[SOURCE]
-- BEGIN --

The trial is meant to give one minister a genuine taste of the full workflow, from a first study through the beginnings of a sermon.

Signing in

After your account exists, you simply sign in to return to your work. Everything you create stays waiting for you in your Library and Notes.

The main navigation

Once you are signed in, you move through The Pastor’s Research Assistant using the main navigation. Each item is a doorway into one part of the workflow:

  • Study: start a new analysis of a passage, subject, or lectionary reading.
  • Sermon Coach: build your sermon step by step across ten stages.
  • Sermon Builder: shape your sermon in a block editor and expand it with ready-to-preach material.
  • Synthesis: combine two or more completed studies into one.
  • Library: read, manage, and export your completed studies.
  • Notes: keep fragments and observations as you go.
  • Learn: the Learning Library, lessons in exegesis, interpretation, and preaching.
  • Guide: this user guide.
  • Account: manage your plan and profile.

The Study: starting an analysis

The Study is where every piece of work begins. You tell The Pastor’s Research Assistant what you want to examine, and it produces a thorough scholarly analysis you can read, export, or carry into the Sermon Coach. There are three ways to start, depending on how you are thinking about your text.

Passage mode

Choose Passage when you already know the text you want to preach or teach. Enter a reference such as Romans 5:1-11, and The Pastor’s Research Assistant studies exactly that passage. This is the most direct path: you have the verses, and you want them examined.

Subject mode

Choose Subject when you are working from a theme rather than a fixed text. Enter a subject, such as forgiveness, the kingdom of God, or suffering, and The Pastor’s Research Assistant selects the most significant passages on that theme and studies them. This is useful when a topic is on your heart but you have not yet settled on where in Scripture to land.

Lectionary (RCL) mode

Choose Lectionary when you preach from the Revised Common Lectionary. The Pastor’s Research Assistant treats the appointed readings as a single unit and studies them together, so you can see how the Old Testament reading, Psalm, Epistle, and Gospel speak to one another for a given Sunday.

-- END --

[DATASET CONTENT]
-- BEGIN --

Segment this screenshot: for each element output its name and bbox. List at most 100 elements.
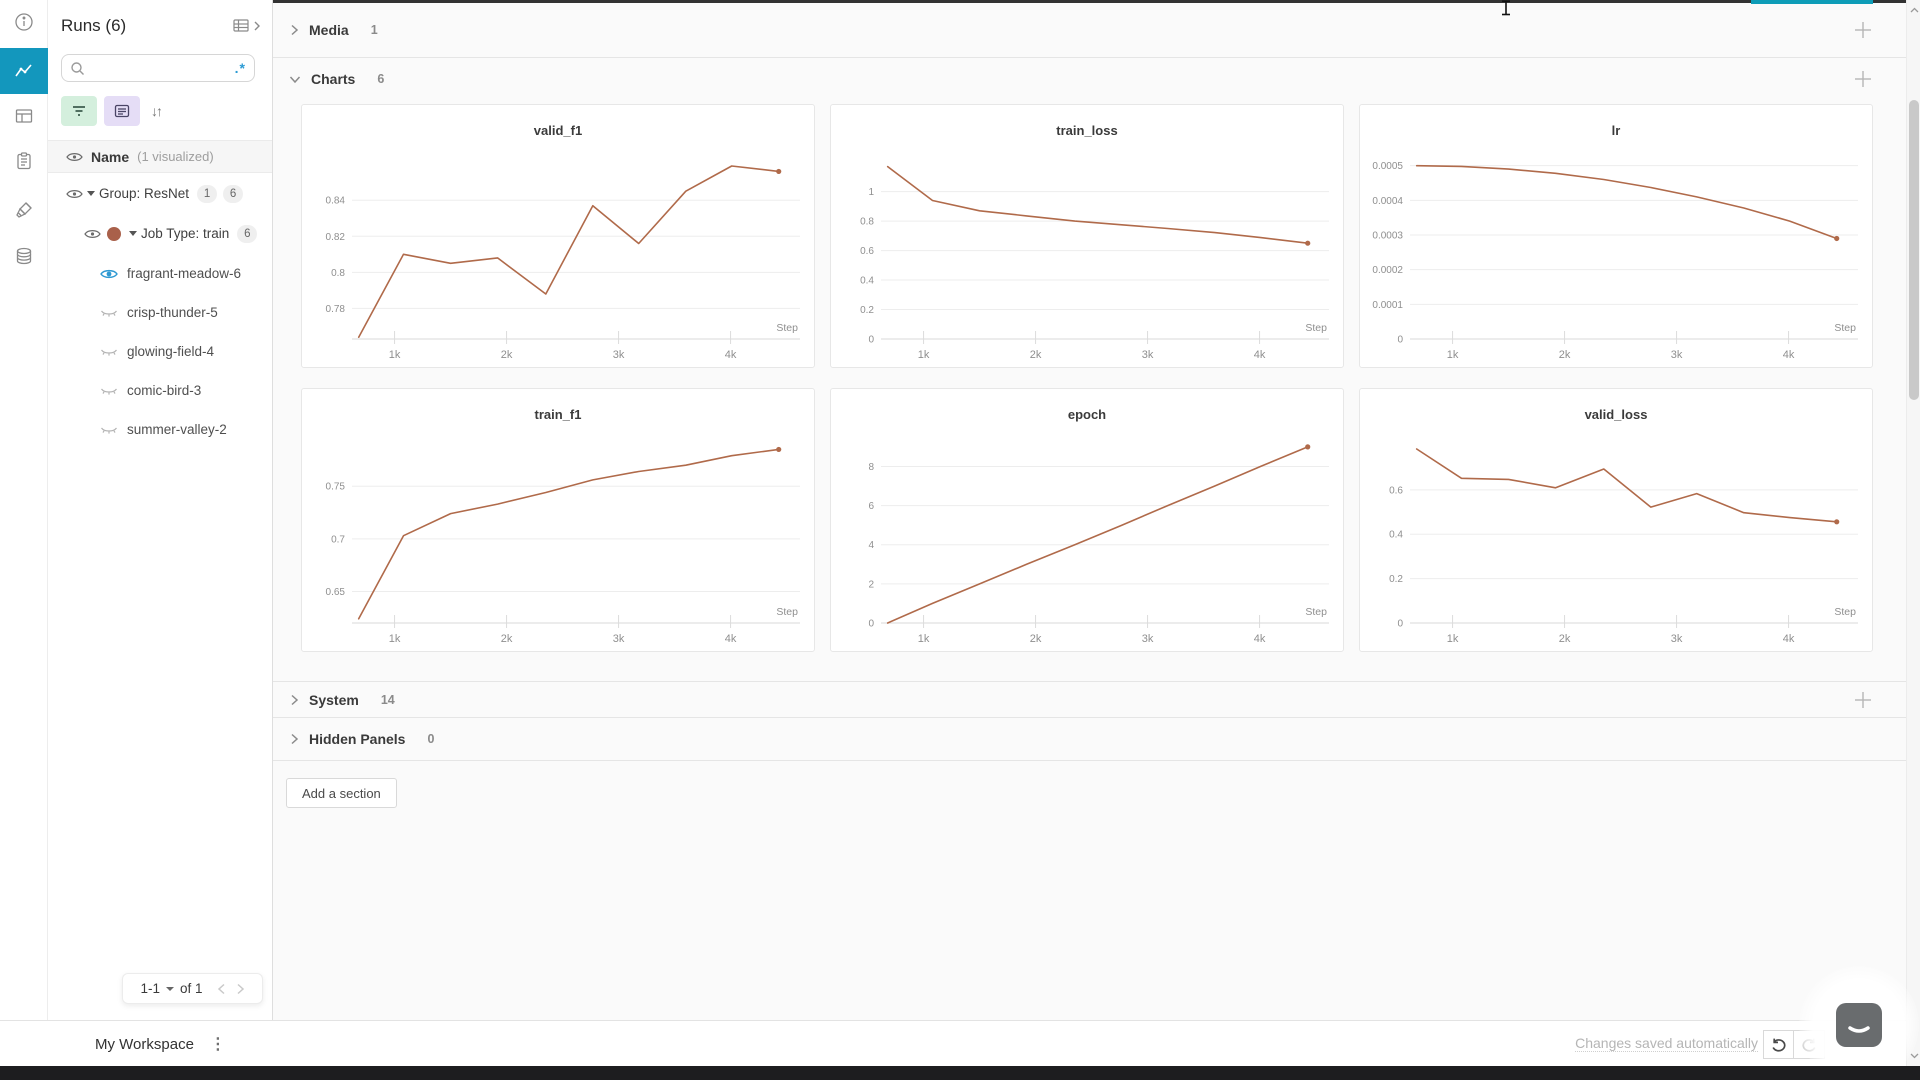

-- END --

[DIRECTIVES]
• a. In the user guide, why does Lectionary mode study the appointed readings together as a single unit?
• b. Set down, word for word, the stretch of the user guide from "Choose Subject when" through "a given Sunday.".

[ANSWERS IN ORDER]
• a. Studying them as a single unit shows how the Old Testament reading, Psalm, Epistle, and Gospel speak to one another for a given Sunday.

• b.
Choose Subject when you are working from a theme rather than a fixed text. Enter a subject, such as forgiveness, the kingdom of God, or suffering, and The Pastor’s Research Assistant selects the most significant passages on that theme and studies them. This is useful when a topic is on your heart but you have not yet settled on where in Scripture to land.

Lectionary (RCL) mode

Choose Lectionary when you preach from the Revised Common Lectionary. The Pastor’s Research Assistant treats the appointed readings as a single unit and studies them together, so you can see how the Old Testament reading, Psalm, Epistle, and Gospel speak to one another for a given Sunday.